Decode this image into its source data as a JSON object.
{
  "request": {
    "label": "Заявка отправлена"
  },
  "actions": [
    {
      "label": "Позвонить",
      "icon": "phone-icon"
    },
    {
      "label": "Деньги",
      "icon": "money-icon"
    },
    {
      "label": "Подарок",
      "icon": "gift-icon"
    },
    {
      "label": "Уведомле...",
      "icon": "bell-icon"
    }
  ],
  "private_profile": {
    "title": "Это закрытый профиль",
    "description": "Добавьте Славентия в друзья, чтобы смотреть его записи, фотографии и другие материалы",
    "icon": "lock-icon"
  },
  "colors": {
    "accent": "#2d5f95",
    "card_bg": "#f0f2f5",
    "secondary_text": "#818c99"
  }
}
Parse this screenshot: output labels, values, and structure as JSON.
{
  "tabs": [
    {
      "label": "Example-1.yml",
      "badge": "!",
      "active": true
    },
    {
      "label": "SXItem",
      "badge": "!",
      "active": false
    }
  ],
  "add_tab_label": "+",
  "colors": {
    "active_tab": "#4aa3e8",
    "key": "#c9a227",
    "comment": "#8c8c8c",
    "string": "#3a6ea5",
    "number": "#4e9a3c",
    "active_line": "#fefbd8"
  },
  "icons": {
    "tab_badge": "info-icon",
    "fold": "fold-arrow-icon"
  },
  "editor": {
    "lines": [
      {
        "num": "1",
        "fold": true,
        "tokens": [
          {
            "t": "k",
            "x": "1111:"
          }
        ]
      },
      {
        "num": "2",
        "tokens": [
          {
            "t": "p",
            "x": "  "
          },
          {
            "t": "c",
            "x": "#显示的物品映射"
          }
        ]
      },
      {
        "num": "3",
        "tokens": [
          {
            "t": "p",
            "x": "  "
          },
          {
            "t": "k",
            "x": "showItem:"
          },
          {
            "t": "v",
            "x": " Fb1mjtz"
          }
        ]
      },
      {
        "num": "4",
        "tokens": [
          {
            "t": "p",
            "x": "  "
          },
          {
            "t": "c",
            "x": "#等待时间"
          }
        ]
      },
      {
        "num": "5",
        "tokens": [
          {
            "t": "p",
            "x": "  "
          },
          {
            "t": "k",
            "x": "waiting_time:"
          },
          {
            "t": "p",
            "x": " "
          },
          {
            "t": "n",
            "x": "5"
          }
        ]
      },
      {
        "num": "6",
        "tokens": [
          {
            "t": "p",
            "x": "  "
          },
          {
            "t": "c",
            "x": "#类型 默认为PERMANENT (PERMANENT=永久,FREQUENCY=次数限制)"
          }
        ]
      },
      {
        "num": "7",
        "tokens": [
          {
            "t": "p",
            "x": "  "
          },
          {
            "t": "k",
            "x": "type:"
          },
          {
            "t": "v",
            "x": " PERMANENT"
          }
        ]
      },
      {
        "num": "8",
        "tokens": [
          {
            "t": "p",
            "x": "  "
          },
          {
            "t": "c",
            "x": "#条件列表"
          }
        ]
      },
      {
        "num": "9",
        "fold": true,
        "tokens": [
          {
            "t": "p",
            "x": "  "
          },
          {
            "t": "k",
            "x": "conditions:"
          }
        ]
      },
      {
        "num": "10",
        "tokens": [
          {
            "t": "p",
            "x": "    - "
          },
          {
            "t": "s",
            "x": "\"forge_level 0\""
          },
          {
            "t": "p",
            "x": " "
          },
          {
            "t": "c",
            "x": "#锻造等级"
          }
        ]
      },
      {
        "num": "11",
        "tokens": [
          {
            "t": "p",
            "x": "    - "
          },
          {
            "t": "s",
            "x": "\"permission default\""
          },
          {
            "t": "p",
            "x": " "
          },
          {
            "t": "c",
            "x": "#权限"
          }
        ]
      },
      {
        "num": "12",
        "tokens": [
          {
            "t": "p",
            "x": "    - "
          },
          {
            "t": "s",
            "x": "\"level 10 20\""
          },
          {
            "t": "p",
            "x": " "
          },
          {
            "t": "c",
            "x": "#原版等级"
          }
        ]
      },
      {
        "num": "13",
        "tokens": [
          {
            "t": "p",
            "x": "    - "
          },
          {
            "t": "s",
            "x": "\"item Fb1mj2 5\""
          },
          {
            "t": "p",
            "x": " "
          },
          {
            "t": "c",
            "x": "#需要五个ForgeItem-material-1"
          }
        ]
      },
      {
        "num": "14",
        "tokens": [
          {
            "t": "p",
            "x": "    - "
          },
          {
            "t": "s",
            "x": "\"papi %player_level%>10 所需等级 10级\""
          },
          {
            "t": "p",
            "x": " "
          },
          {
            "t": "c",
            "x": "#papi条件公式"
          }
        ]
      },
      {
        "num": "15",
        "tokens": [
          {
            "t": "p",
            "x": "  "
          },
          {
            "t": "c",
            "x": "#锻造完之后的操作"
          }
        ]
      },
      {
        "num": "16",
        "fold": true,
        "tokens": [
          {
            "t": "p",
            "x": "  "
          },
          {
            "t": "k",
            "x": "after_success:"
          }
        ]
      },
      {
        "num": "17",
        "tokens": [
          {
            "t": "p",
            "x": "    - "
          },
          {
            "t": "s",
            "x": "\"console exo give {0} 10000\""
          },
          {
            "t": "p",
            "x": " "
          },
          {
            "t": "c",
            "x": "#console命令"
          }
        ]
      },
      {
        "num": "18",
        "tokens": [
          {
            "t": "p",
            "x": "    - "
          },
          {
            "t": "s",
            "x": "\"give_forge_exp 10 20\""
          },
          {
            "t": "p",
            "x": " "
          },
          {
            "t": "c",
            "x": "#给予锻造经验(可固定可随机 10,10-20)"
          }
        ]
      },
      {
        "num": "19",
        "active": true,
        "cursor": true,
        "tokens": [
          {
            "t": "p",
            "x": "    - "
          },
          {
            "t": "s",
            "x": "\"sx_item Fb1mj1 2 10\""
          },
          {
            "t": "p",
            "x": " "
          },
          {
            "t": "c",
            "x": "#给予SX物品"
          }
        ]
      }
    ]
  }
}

————————

### THE PROBLEM:
How many lines in the entries contain the string "this"? Answer with the number only.

### THE COMPLETED TASK:
2